§ **Given problem**:
Check each line for the word "title" and report how many have it. Give nothing else.

§ **Data to process**:
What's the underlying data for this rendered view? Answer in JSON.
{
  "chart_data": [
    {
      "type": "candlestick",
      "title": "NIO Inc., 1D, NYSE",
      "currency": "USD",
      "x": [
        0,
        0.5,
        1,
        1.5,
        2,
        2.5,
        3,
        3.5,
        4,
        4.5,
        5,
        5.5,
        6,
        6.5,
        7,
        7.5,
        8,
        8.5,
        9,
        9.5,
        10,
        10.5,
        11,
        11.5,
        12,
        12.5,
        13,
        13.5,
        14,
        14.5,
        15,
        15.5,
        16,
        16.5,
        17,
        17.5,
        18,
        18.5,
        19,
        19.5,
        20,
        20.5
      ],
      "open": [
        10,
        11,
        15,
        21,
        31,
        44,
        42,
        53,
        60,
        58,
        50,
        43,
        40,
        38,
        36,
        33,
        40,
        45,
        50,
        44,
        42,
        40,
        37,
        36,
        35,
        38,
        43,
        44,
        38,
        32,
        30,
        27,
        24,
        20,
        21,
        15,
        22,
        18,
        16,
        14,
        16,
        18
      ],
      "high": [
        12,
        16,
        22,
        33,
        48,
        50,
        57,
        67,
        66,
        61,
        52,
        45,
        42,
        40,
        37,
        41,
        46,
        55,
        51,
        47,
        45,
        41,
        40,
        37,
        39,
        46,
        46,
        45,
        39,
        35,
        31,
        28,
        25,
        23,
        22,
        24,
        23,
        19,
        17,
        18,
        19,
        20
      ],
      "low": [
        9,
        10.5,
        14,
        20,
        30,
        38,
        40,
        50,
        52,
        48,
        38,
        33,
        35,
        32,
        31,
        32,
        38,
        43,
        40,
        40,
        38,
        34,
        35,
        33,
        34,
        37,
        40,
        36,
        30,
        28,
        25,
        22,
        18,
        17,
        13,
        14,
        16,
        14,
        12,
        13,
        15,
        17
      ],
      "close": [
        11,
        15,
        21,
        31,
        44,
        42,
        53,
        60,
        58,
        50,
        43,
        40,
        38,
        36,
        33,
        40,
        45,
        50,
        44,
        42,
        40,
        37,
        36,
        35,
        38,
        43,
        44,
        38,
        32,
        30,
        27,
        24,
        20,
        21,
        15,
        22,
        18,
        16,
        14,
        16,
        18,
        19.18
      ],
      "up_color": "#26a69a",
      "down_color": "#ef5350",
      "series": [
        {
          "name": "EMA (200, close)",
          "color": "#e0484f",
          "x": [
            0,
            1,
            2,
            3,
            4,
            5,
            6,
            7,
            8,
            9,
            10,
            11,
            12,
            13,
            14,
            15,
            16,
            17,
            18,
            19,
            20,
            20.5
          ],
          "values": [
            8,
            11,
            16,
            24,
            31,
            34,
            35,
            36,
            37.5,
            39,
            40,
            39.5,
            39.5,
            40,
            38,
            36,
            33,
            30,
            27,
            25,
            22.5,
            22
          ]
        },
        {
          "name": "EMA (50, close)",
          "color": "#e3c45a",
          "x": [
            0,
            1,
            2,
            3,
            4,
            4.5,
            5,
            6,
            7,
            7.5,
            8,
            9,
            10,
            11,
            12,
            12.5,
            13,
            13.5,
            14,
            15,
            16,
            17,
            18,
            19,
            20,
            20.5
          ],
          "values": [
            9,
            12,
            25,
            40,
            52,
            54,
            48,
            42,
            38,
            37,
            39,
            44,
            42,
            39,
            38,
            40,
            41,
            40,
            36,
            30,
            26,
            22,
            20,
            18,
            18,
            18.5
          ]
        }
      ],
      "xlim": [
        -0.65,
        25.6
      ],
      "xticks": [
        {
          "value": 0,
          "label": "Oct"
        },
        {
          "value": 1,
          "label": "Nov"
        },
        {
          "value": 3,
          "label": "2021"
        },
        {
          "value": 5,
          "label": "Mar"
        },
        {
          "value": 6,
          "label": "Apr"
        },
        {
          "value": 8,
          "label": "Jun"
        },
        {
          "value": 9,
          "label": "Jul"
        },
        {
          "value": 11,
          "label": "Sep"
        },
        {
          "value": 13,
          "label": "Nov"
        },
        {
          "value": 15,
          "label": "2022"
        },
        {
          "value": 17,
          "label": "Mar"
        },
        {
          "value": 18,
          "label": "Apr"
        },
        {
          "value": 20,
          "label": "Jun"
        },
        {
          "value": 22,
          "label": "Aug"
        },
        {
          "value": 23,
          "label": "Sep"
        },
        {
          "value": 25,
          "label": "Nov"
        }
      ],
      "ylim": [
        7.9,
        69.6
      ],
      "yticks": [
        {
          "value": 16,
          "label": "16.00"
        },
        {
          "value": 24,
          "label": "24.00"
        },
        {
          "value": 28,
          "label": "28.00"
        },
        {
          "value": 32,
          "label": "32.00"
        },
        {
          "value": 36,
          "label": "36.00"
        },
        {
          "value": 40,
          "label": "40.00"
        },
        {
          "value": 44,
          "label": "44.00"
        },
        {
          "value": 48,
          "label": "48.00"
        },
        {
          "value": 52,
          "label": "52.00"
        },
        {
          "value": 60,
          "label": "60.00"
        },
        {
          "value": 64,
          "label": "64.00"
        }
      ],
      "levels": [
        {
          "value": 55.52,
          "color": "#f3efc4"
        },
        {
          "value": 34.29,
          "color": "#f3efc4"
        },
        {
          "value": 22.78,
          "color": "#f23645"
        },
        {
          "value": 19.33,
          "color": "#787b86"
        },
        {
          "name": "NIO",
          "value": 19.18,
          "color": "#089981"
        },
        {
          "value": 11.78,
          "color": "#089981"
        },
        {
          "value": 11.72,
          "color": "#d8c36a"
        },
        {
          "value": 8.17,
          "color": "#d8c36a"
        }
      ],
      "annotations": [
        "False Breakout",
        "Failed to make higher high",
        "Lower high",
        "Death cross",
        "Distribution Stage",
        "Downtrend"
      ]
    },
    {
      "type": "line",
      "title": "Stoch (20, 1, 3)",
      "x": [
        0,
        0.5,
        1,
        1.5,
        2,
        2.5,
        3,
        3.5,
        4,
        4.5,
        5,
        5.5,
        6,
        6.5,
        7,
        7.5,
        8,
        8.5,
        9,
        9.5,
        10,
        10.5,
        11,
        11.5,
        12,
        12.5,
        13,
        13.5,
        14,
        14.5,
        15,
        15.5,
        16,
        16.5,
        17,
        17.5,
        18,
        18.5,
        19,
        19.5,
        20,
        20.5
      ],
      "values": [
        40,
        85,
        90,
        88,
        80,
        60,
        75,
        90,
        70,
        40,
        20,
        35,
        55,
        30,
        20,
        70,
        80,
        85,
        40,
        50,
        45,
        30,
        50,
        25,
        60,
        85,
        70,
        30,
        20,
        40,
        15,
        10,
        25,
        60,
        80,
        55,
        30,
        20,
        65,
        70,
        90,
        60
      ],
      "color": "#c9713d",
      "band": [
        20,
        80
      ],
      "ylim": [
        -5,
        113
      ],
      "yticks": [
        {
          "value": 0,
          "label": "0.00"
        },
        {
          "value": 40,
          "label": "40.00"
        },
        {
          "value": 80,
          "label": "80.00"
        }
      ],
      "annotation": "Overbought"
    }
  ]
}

§ **Response below**:
2